5.5 Conduct of Business by the Company. The Company agrees that, from the date of this Agreement until the Closing, neither the Company nor any of its Subsidiaries will, except as set forth in the Disclosure Schedule or as specifically contemplated in this Agreement, directly or indirectly:
(a) amend or otherwise change its Organizational Documents in a manner adverse to the Purchaser;
(b) issue, sell, pledge, dispose of, grant, encumber, or authorize the issuance, sale, license, pledge, disposition, grant or encumbrance of, (i) any shares of any class of share capital or other ownership interest of the Company or any of its Subsidiaries, or any options, warrants, convertible securities or other rights of any kind to acquire any such shares or any other ownership interest (including any phantom interest), of the Company or any of its Subsidiaries (other than (A) the issuance of shares of Common Stock upon the exercise or vesting of Equity Securities outstanding as of the date of this Agreement issued pursuant to the Equity Compensation Plans and (B) the grant of securities pursuant to employee or director stock award or incentive compensation or similar plans, or in connection with employment offers in the ordinary course, in all cases under this clause (B), in an aggregate amount not to exceed 1.0% of the issued and outstanding Equity Securities) or (ii) any material assets of the Company or any of its Subsidiaries;
(c) take any action to adopt or implement a plan of complete or partial liquidation, dissolution, merger, consolidation, restructuring or other reorganization, other than any such actions taken with respect to the Subsidiaries of the Company in the ordinary course of business;
(d) declare, set aside, make or pay any dividend or other distribution, payable in cash, securities, property or otherwise, or dividends by wholly-owned Subsidiaries of the Company to the Company or to other wholly-owned Subsidiaries;
(e) reclassify, combine, split, subdivide or redeem, or purchase or otherwise acquire, directly or indirectly, any of its capital stock;
(f) knowingly take any actions or omit to take any actions that would or would reasonably be expected to (i) result in any of the conditions set forth in Section 7 not being satisfied, (ii) result in new or additional required approvals from any Governmental Authority that would reasonably be expected to prevent or materially delay the consummation of the transactions contemplated by the Transaction Documents or (iii) materially impair, interfere with, hinder or delay the ability of the Company or the Purchaser to consummate the transactions contemplated by the Transaction Documents; or
(g) enter into any agreement or otherwise make a commitment to do any of the foregoing.

▶ [Provided material]
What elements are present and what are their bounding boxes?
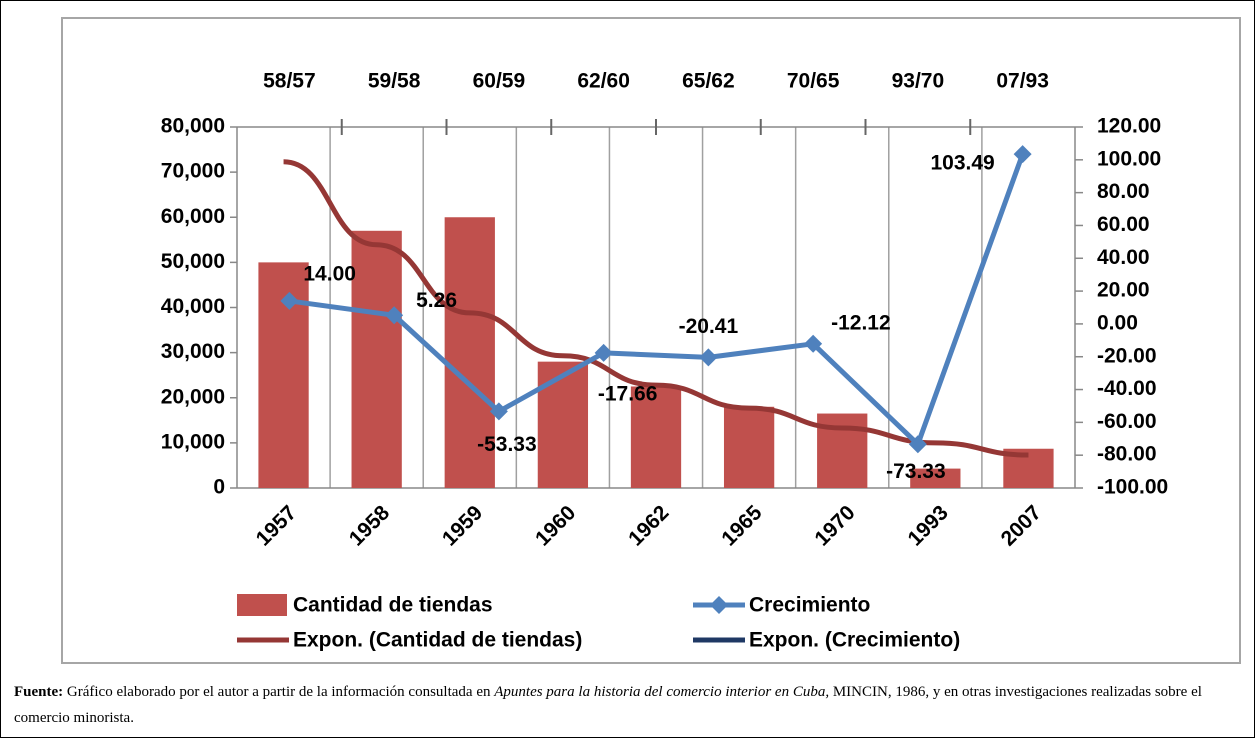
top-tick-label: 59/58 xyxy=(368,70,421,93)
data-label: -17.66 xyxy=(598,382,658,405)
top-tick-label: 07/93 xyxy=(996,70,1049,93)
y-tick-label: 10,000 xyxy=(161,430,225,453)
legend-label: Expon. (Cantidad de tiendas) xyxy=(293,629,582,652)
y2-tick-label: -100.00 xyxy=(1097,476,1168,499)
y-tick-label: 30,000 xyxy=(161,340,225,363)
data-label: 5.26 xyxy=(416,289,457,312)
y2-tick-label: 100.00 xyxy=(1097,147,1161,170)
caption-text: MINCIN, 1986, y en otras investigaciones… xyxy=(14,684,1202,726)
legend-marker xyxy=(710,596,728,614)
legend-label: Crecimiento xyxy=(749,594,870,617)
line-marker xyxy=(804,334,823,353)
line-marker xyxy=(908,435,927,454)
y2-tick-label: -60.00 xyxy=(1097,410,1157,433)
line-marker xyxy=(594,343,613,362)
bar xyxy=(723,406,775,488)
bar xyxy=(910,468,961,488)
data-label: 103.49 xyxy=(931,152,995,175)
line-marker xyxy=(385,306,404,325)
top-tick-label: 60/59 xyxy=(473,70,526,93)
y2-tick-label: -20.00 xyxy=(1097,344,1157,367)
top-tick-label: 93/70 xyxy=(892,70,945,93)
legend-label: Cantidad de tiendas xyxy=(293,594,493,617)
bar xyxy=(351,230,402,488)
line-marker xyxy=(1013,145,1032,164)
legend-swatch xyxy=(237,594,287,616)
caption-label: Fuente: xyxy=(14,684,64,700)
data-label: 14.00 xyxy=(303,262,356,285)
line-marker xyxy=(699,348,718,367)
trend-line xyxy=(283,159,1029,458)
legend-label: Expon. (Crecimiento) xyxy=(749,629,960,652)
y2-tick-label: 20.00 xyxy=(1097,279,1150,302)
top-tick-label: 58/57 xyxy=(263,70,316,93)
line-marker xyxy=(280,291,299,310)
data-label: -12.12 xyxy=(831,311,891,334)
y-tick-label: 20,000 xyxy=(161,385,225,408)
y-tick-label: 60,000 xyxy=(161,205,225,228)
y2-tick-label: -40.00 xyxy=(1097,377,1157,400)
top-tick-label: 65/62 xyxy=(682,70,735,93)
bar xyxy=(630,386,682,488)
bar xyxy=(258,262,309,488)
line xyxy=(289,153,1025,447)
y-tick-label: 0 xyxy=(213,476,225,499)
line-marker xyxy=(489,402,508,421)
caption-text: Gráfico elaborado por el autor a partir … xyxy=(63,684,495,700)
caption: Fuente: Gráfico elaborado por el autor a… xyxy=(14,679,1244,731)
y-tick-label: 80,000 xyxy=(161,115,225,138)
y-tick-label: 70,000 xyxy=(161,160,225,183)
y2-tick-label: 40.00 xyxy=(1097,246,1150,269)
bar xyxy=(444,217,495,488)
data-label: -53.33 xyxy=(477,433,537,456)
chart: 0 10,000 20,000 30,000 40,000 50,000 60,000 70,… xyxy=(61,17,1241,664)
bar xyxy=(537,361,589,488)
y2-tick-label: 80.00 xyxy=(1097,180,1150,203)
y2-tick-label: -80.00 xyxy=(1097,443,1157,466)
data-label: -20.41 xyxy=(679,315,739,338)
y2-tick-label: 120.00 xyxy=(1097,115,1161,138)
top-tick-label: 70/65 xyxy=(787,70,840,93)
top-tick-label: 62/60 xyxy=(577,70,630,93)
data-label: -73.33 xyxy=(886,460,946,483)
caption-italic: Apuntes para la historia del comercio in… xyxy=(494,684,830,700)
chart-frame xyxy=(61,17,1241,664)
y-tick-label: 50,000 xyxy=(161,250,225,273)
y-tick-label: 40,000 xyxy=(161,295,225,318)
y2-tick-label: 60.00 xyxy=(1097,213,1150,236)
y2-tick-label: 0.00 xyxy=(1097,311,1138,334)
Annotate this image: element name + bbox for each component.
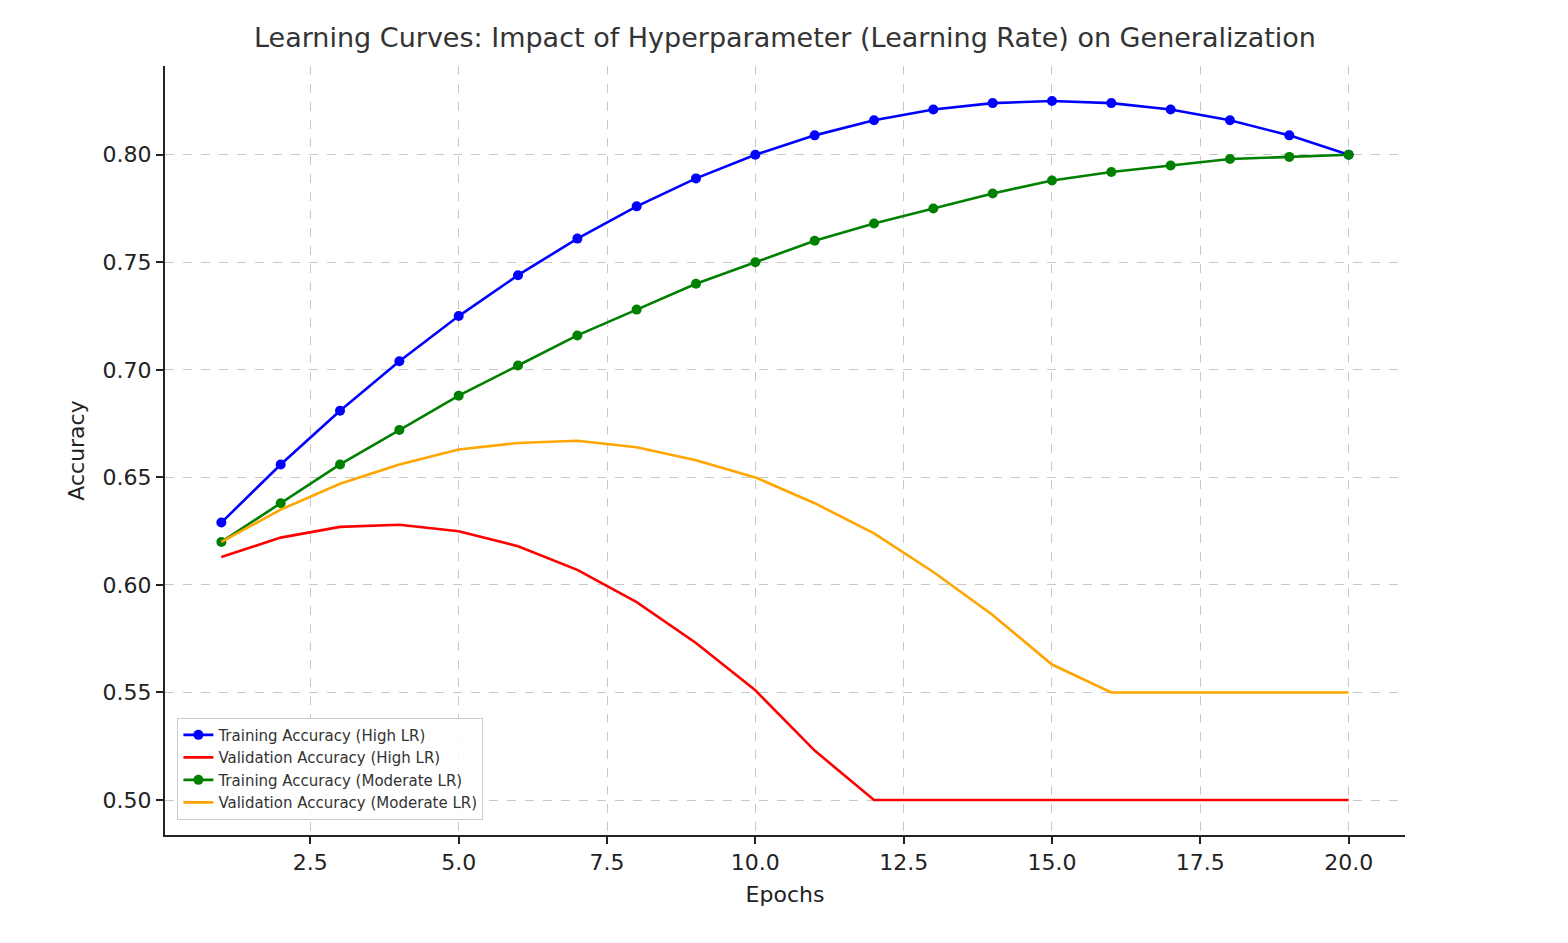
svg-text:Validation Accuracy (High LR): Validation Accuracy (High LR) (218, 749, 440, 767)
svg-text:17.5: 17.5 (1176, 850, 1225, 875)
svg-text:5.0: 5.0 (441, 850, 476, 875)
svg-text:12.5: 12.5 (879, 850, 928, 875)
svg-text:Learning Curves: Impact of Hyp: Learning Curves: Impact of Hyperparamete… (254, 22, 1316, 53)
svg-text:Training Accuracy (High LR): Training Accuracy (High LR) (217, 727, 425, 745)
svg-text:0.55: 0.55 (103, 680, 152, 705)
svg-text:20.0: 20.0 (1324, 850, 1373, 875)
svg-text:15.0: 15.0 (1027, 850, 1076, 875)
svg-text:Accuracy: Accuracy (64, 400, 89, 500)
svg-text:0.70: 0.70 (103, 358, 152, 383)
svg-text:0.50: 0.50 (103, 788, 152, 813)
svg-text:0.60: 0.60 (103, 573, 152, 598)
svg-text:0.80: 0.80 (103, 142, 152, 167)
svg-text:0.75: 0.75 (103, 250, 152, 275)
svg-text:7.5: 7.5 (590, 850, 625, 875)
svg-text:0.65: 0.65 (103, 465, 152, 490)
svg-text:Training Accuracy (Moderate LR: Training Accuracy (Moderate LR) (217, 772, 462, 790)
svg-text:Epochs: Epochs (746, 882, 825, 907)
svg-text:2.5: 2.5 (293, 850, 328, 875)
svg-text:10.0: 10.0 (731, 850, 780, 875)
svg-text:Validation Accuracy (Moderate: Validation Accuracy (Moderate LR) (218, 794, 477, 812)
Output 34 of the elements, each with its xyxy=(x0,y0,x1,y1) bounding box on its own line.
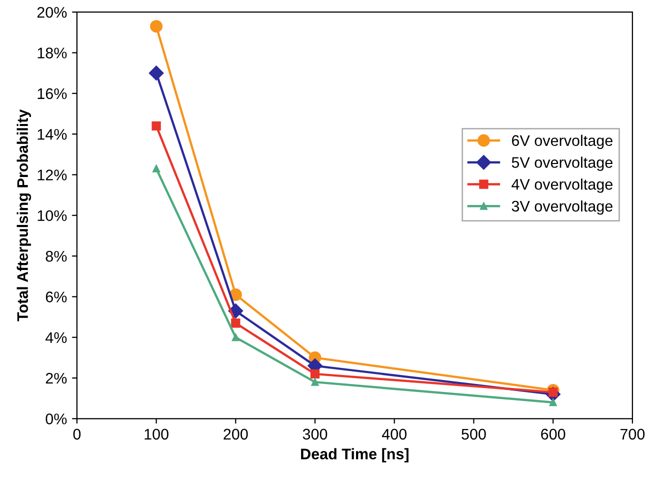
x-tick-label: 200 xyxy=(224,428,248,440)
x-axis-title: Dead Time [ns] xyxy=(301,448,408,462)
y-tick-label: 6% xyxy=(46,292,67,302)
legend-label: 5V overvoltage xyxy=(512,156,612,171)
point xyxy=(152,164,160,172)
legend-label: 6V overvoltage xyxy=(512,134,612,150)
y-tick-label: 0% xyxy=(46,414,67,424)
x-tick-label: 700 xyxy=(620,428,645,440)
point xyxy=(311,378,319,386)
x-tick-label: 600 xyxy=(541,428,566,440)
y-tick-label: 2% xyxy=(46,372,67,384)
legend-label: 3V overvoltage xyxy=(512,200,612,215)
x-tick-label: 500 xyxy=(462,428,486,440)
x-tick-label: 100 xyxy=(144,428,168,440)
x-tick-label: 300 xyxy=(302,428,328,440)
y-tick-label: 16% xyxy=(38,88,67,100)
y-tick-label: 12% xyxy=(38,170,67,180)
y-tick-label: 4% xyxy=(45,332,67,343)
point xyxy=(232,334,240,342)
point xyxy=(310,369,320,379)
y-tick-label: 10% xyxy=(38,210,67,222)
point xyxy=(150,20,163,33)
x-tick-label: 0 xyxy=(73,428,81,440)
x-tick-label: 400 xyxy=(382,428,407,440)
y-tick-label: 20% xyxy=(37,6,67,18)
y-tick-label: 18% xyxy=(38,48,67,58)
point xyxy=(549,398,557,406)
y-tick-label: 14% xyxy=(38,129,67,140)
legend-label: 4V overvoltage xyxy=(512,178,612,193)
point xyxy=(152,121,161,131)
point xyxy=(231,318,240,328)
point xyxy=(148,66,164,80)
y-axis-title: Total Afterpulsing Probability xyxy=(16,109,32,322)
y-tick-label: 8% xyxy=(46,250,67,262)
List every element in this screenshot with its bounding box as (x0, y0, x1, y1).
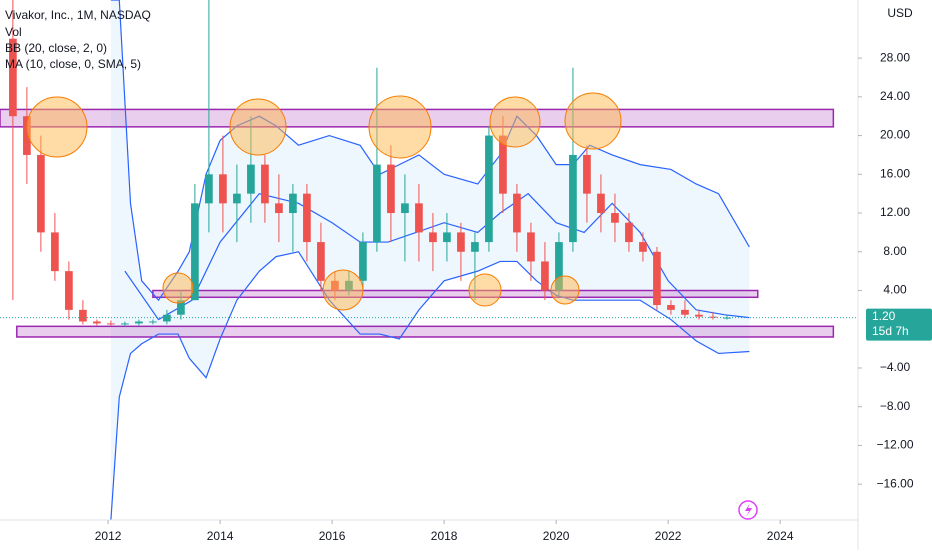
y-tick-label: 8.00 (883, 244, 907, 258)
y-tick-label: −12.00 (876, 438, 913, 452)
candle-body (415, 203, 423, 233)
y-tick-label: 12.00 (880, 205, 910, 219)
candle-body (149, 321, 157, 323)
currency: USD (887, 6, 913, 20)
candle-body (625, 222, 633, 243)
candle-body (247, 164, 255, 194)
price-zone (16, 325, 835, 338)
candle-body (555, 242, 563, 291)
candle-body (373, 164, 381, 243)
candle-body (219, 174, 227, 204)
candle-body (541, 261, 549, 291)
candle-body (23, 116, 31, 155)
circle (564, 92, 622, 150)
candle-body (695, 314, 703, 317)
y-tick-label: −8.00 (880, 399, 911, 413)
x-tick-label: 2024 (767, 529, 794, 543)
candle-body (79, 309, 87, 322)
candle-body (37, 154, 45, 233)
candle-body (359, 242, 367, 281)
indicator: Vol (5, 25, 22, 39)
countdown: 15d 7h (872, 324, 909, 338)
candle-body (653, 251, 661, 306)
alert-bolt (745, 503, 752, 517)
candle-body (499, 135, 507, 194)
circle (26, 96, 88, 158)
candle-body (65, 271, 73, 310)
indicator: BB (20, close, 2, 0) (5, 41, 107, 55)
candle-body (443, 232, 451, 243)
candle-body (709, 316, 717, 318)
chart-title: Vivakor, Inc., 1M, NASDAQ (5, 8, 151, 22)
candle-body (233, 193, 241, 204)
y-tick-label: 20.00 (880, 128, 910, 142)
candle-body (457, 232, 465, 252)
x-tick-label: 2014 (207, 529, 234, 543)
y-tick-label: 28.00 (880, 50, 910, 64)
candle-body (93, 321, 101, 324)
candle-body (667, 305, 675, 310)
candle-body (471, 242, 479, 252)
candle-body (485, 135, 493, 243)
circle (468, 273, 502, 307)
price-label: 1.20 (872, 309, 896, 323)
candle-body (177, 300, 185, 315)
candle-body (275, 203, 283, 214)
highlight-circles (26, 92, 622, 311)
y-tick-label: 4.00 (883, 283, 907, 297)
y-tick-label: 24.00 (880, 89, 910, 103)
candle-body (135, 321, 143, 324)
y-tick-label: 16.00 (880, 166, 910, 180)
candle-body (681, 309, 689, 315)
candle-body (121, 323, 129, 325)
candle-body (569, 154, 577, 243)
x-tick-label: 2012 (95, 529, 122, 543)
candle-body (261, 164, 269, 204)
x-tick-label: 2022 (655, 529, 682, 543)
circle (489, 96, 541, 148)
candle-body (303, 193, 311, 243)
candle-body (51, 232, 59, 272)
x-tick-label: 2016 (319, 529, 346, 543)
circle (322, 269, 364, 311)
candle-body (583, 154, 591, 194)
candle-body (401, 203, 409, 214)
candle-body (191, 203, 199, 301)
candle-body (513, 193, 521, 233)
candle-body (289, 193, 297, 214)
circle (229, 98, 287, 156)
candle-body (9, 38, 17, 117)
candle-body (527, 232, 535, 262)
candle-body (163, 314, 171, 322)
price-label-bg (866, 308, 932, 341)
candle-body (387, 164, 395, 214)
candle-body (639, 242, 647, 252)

▶ [Tasks]
a) From the records, return unchanged every line from the one containing "svg-text:Validation Accuracy (High" through the one containing "svg-text:0.60: 0.60 (103, 573, 152, 598)", including both of those lines.
b) Resume the contract section on the Company's conduct of business after its final sentence.

▶ [Expected outputs]
a)
svg-text:Validation Accuracy (High LR): Validation Accuracy (High LR) (218, 749, 440, 767)
svg-text:17.5: 17.5 (1176, 850, 1225, 875)
svg-text:5.0: 5.0 (441, 850, 476, 875)
svg-text:12.5: 12.5 (879, 850, 928, 875)
svg-text:Learning Curves: Impact of Hyp: Learning Curves: Impact of Hyperparamete… (254, 22, 1316, 53)
svg-text:Training Accuracy (High LR): Training Accuracy (High LR) (217, 727, 425, 745)
svg-text:0.55: 0.55 (103, 680, 152, 705)
svg-text:20.0: 20.0 (1324, 850, 1373, 875)
svg-text:15.0: 15.0 (1027, 850, 1076, 875)
svg-text:Accuracy: Accuracy (64, 400, 89, 500)
svg-text:0.70: 0.70 (103, 358, 152, 383)
svg-text:0.50: 0.50 (103, 788, 152, 813)
svg-text:0.60: 0.60 (103, 573, 152, 598)

b)
Nothing contained in this Agreement will give the Purchaser, directly or indirectly, rights to control or direct the Company’s or its Subsidiaries’ operations.
5.6 Indemnification. Subject to Section 9.5, from and after the Closing, the Company will defend, protect, indemnify and hold harmless the Purchaser and each of the Affiliates of the Purchaser, and its and their respective directors, officers, employees, representatives and agents (the “Indemnitees”), to the fullest extent lawful from and against any and all Actions, causes of action, suits, claims, losses (including losses from the diminution of value of any securities issued to Purchaser pursuant to the Transaction Documents), costs, penalties, fees, judgments, amounts paid in settlement, liabilities and damages, and expenses in connection therewith (irrespective of whether any such Indemnitee is a party to the action for which indemnification hereunder is sought), and including reasonable attorneys’ fees and disbursements (the “Indemnified Liabilities”), incurred by any Indemnitee as a result of, or arising out of or relating to (a) any inaccuracy in or misrepresentation or breach of any representation or warranty made by the Company in the Transaction Documents (other than in the Commercial Agreement, which matters are addressed therein) (in each case, without giving effect to any “materiality” or “Material Adverse Effect” qualifications) or (b) any breach of any covenant, agreement or obligation of the Company contained in the Transaction Documents (other than in the Commercial Agreement, which matters are addressed therein). Notwithstanding the foregoing, except in the case of fraud, the Company will have no duty to indemnify the Indemnitees for Indemnified Liabilities (i) unless and until the aggregate Indemnified Liabilities for which it would otherwise be liable under this Agreement exceed an amount equal to 1% of the Purchase Price paid by the Purchaser for the Shares (at which point the Company will be liable only for Indemnified Liabilities in excess of such amount) or (ii) in the aggregate in excess of the Purchase Price paid by the Purchaser for the Shares.
Section 6 Intentionally Omitted.
Section 7. Closing Conditions.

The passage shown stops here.